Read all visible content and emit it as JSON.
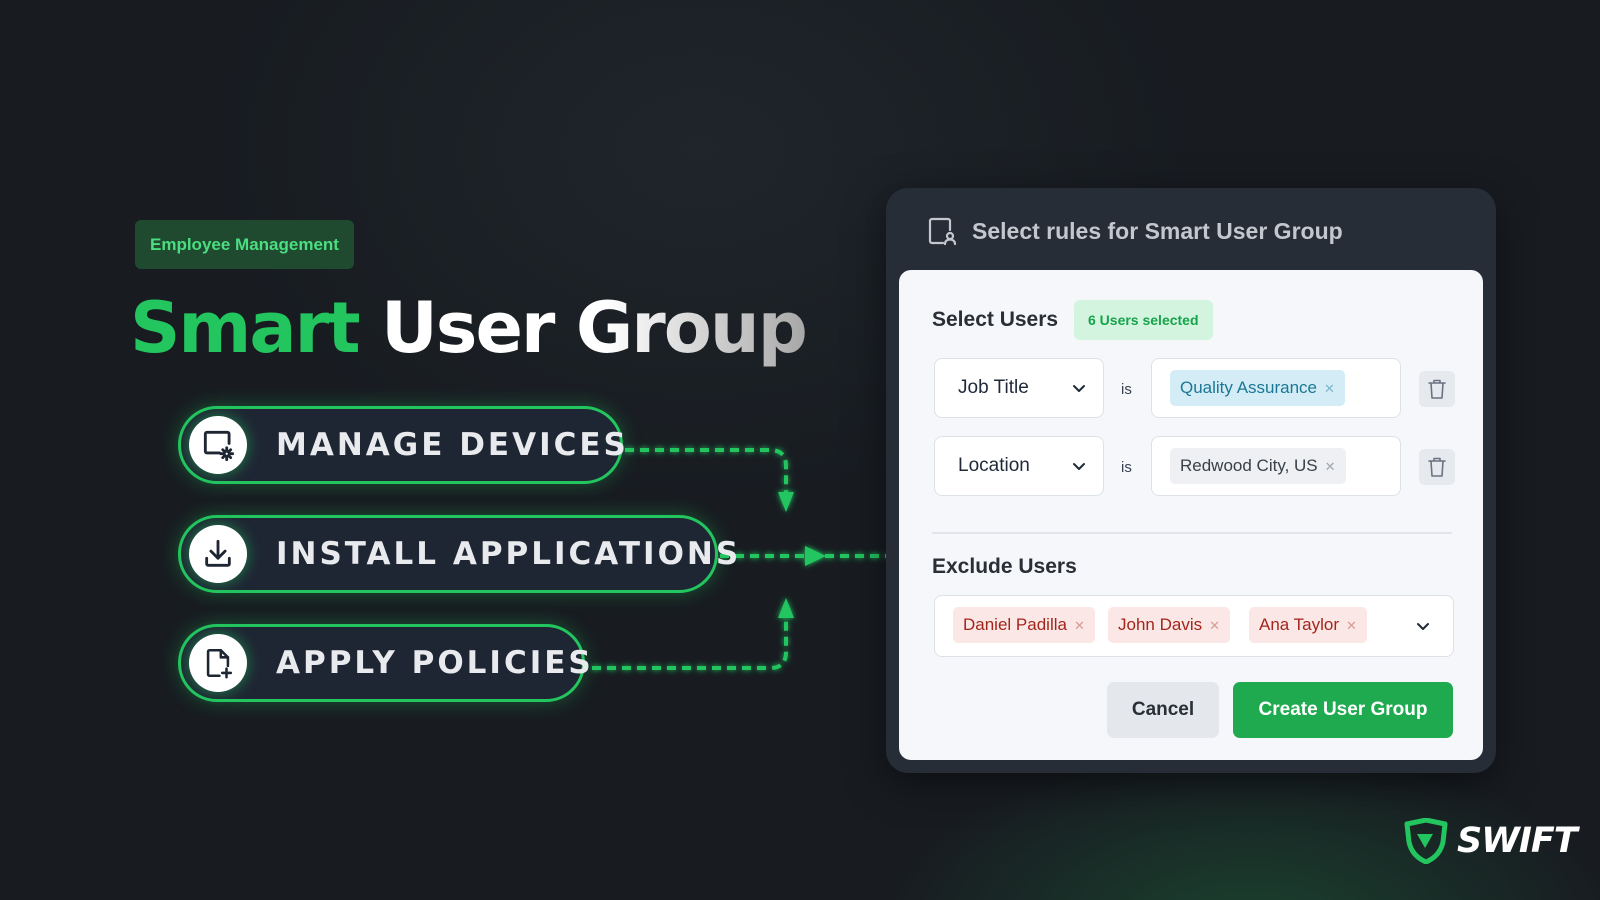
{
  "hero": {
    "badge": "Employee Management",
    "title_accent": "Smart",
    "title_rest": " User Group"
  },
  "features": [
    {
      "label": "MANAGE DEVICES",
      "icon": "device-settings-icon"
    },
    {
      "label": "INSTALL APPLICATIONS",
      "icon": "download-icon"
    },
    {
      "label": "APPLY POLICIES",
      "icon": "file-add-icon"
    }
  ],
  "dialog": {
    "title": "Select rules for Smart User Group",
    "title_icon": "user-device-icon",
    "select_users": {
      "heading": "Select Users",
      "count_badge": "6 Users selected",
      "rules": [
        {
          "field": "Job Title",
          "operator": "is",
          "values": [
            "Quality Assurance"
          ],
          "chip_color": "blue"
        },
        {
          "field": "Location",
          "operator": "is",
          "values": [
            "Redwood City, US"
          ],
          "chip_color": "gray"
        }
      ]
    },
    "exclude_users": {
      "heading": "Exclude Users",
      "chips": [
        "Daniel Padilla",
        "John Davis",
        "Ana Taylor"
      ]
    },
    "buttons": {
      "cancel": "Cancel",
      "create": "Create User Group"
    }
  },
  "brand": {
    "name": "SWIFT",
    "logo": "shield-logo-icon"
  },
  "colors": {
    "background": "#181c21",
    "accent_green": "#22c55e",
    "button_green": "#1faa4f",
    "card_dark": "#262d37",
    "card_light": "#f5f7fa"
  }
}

...

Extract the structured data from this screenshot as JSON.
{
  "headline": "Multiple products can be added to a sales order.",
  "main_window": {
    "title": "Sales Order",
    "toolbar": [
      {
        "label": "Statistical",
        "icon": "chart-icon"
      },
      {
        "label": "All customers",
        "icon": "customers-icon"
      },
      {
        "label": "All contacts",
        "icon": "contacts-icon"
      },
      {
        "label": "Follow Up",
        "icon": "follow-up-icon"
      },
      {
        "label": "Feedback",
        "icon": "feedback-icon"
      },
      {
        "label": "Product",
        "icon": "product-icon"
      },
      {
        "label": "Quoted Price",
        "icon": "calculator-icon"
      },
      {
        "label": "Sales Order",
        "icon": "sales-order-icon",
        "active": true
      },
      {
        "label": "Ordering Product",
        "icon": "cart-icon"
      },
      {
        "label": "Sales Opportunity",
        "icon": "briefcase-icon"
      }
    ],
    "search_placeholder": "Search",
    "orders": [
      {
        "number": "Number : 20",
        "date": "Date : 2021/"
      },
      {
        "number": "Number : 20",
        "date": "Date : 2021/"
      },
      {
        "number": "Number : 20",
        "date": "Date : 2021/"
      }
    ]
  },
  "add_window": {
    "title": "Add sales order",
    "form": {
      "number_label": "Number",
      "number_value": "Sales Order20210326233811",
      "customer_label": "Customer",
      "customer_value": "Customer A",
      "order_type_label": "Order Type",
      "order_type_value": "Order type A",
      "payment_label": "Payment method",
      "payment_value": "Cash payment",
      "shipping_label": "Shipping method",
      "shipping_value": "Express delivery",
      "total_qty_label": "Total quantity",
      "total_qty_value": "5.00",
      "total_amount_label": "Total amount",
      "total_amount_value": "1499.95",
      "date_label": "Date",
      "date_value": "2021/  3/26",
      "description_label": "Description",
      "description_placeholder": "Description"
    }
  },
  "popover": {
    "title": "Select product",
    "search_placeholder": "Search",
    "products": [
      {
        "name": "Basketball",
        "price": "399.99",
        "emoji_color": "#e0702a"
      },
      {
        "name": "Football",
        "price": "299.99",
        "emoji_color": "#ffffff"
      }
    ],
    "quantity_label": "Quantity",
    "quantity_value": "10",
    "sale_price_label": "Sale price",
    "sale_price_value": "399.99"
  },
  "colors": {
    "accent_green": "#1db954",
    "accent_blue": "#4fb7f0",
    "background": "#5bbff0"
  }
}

## Requirement
Read through the lines above and collect those that contain the string "contacts".

## Final result
        "label": "All contacts",
        "icon": "contacts-icon"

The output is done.